* Task details *
Set each record down exactly, excluding all images.

* Record set *
*****
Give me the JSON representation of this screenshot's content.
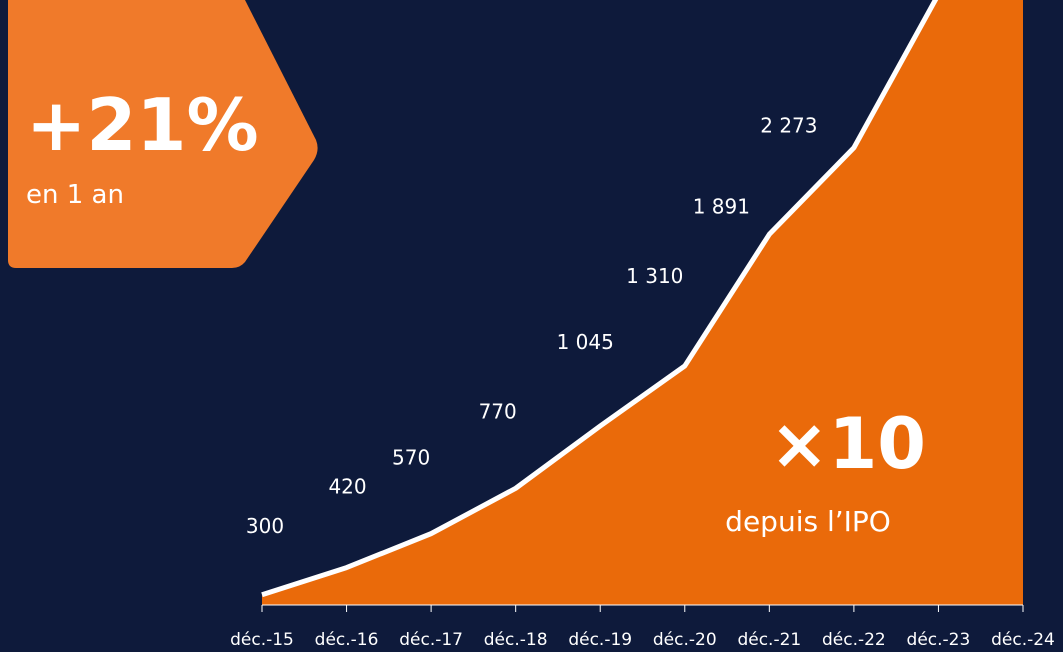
{
  "chart_data": {
    "type": "area",
    "categories": [
      "déc.-15",
      "déc.-16",
      "déc.-17",
      "déc.-18",
      "déc.-19",
      "déc.-20",
      "déc.-21",
      "déc.-22",
      "déc.-23",
      "déc.-24"
    ],
    "values": [
      300,
      420,
      570,
      770,
      1045,
      1310,
      1891,
      2273,
      2950,
      3570
    ],
    "value_labels": [
      "300",
      "420",
      "570",
      "770",
      "1 045",
      "1 310",
      "1 891",
      "2 273",
      null,
      null
    ],
    "color": "#ea6a0a",
    "ylim": [
      255,
      2925
    ],
    "badge": {
      "value": "+21%",
      "text": "en 1 an"
    },
    "annotation": {
      "value": "×10",
      "text": "depuis l’IPO"
    }
  }
}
*****
* Output below *
Give me the JSON representation of this screenshot's content.
{
  "chart_data": {
    "type": "area",
    "categories": [
      "déc.-15",
      "déc.-16",
      "déc.-17",
      "déc.-18",
      "déc.-19",
      "déc.-20",
      "déc.-21",
      "déc.-22",
      "déc.-23",
      "déc.-24"
    ],
    "values": [
      300,
      420,
      570,
      770,
      1045,
      1310,
      1891,
      2273,
      2950,
      3570
    ],
    "value_labels": [
      "300",
      "420",
      "570",
      "770",
      "1 045",
      "1 310",
      "1 891",
      "2 273",
      null,
      null
    ],
    "color": "#ea6a0a",
    "ylim": [
      255,
      2925
    ],
    "badge": {
      "value": "+21%",
      "text": "en 1 an"
    },
    "annotation": {
      "value": "×10",
      "text": "depuis l’IPO"
    }
  }
}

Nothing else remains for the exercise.